Raw records:

+-------+

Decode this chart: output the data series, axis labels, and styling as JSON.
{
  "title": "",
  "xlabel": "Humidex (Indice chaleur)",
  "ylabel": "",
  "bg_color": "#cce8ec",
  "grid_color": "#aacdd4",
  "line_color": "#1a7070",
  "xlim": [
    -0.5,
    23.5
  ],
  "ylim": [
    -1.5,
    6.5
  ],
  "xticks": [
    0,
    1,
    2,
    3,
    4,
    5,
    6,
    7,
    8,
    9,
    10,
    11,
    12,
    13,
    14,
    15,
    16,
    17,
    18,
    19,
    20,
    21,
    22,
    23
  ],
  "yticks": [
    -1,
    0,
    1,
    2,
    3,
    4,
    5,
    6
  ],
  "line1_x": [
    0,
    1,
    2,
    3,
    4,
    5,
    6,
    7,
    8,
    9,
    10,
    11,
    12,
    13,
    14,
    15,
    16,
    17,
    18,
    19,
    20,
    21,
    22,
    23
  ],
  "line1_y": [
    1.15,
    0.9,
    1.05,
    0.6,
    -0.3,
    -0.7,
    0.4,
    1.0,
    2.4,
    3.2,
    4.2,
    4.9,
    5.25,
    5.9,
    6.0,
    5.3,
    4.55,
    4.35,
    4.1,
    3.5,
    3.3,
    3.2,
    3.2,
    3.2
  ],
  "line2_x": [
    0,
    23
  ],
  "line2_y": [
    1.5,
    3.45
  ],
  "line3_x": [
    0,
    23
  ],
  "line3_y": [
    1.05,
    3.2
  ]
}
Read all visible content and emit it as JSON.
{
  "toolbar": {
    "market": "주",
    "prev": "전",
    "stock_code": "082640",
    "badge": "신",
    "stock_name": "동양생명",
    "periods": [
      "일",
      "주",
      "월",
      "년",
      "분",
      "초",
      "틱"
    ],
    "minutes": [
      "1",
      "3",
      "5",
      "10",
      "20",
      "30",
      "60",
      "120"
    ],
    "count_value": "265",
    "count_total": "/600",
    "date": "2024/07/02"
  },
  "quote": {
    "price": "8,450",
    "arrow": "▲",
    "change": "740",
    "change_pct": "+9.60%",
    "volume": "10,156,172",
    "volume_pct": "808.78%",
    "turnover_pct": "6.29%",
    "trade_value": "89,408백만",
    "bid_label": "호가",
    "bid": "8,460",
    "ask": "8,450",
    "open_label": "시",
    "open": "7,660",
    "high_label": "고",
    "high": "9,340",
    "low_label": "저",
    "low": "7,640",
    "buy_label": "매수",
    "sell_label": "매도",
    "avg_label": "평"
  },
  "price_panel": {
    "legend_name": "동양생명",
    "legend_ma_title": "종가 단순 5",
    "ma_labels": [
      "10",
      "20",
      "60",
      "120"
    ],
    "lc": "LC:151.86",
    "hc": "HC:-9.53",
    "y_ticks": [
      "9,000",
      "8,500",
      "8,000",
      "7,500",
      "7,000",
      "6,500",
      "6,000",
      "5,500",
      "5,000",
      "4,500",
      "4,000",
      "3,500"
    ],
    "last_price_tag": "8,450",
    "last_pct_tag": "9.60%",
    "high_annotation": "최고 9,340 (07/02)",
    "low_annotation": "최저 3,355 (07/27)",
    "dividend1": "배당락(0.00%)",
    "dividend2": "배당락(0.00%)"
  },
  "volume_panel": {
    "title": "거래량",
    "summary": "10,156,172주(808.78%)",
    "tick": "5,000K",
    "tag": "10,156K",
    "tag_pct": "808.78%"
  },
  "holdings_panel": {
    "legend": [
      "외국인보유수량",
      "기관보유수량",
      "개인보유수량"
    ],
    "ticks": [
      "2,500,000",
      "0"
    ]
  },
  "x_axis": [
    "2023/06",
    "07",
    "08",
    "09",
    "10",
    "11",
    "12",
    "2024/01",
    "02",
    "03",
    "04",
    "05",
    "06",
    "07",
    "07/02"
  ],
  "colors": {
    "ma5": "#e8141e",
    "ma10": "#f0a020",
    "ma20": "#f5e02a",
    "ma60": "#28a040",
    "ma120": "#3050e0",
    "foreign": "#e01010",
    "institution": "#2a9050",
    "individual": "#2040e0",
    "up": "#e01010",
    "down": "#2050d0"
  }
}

+-------+

_To be done:_ Transcribe all lines as written.

_Solution to the exercise:_
Decode this chart: output the data series, axis labels, and styling as JSON.
{
  "title": "",
  "xlabel": "Humidex (Indice chaleur)",
  "ylabel": "",
  "bg_color": "#cce8ec",
  "grid_color": "#aacdd4",
  "line_color": "#1a7070",
  "xlim": [
    -0.5,
    23.5
  ],
  "ylim": [
    -1.5,
    6.5
  ],
  "xticks": [
    0,
    1,
    2,
    3,
    4,
    5,
    6,
    7,
    8,
    9,
    10,
    11,
    12,
    13,
    14,
    15,
    16,
    17,
    18,
    19,
    20,
    21,
    22,
    23
  ],
  "yticks": [
    -1,
    0,
    1,
    2,
    3,
    4,
    5,
    6
  ],
  "line1_x": [
    0,
    1,
    2,
    3,
    4,
    5,
    6,
    7,
    8,
    9,
    10,
    11,
    12,
    13,
    14,
    15,
    16,
    17,
    18,
    19,
    20,
    21,
    22,
    23
  ],
  "line1_y": [
    1.15,
    0.9,
    1.05,
    0.6,
    -0.3,
    -0.7,
    0.4,
    1.0,
    2.4,
    3.2,
    4.2,
    4.9,
    5.25,
    5.9,
    6.0,
    5.3,
    4.55,
    4.35,
    4.1,
    3.5,
    3.3,
    3.2,
    3.2,
    3.2
  ],
  "line2_x": [
    0,
    23
  ],
  "line2_y": [
    1.5,
    3.45
  ],
  "line3_x": [
    0,
    23
  ],
  "line3_y": [
    1.05,
    3.2
  ]
}
Read all visible content and emit it as JSON.
{
  "toolbar": {
    "market": "주",
    "prev": "전",
    "stock_code": "082640",
    "badge": "신",
    "stock_name": "동양생명",
    "periods": [
      "일",
      "주",
      "월",
      "년",
      "분",
      "초",
      "틱"
    ],
    "minutes": [
      "1",
      "3",
      "5",
      "10",
      "20",
      "30",
      "60",
      "120"
    ],
    "count_value": "265",
    "count_total": "/600",
    "date": "2024/07/02"
  },
  "quote": {
    "price": "8,450",
    "arrow": "▲",
    "change": "740",
    "change_pct": "+9.60%",
    "volume": "10,156,172",
    "volume_pct": "808.78%",
    "turnover_pct": "6.29%",
    "trade_value": "89,408백만",
    "bid_label": "호가",
    "bid": "8,460",
    "ask": "8,450",
    "open_label": "시",
    "open": "7,660",
    "high_label": "고",
    "high": "9,340",
    "low_label": "저",
    "low": "7,640",
    "buy_label": "매수",
    "sell_label": "매도",
    "avg_label": "평"
  },
  "price_panel": {
    "legend_name": "동양생명",
    "legend_ma_title": "종가 단순 5",
    "ma_labels": [
      "10",
      "20",
      "60",
      "120"
    ],
    "lc": "LC:151.86",
    "hc": "HC:-9.53",
    "y_ticks": [
      "9,000",
      "8,500",
      "8,000",
      "7,500",
      "7,000",
      "6,500",
      "6,000",
      "5,500",
      "5,000",
      "4,500",
      "4,000",
      "3,500"
    ],
    "last_price_tag": "8,450",
    "last_pct_tag": "9.60%",
    "high_annotation": "최고 9,340 (07/02)",
    "low_annotation": "최저 3,355 (07/27)",
    "dividend1": "배당락(0.00%)",
    "dividend2": "배당락(0.00%)"
  },
  "volume_panel": {
    "title": "거래량",
    "summary": "10,156,172주(808.78%)",
    "tick": "5,000K",
    "tag": "10,156K",
    "tag_pct": "808.78%"
  },
  "holdings_panel": {
    "legend": [
      "외국인보유수량",
      "기관보유수량",
      "개인보유수량"
    ],
    "ticks": [
      "2,500,000",
      "0"
    ]
  },
  "x_axis": [
    "2023/06",
    "07",
    "08",
    "09",
    "10",
    "11",
    "12",
    "2024/01",
    "02",
    "03",
    "04",
    "05",
    "06",
    "07",
    "07/02"
  ],
  "colors": {
    "ma5": "#e8141e",
    "ma10": "#f0a020",
    "ma20": "#f5e02a",
    "ma60": "#28a040",
    "ma120": "#3050e0",
    "foreign": "#e01010",
    "institution": "#2a9050",
    "individual": "#2040e0",
    "up": "#e01010",
    "down": "#2050d0"
  }
}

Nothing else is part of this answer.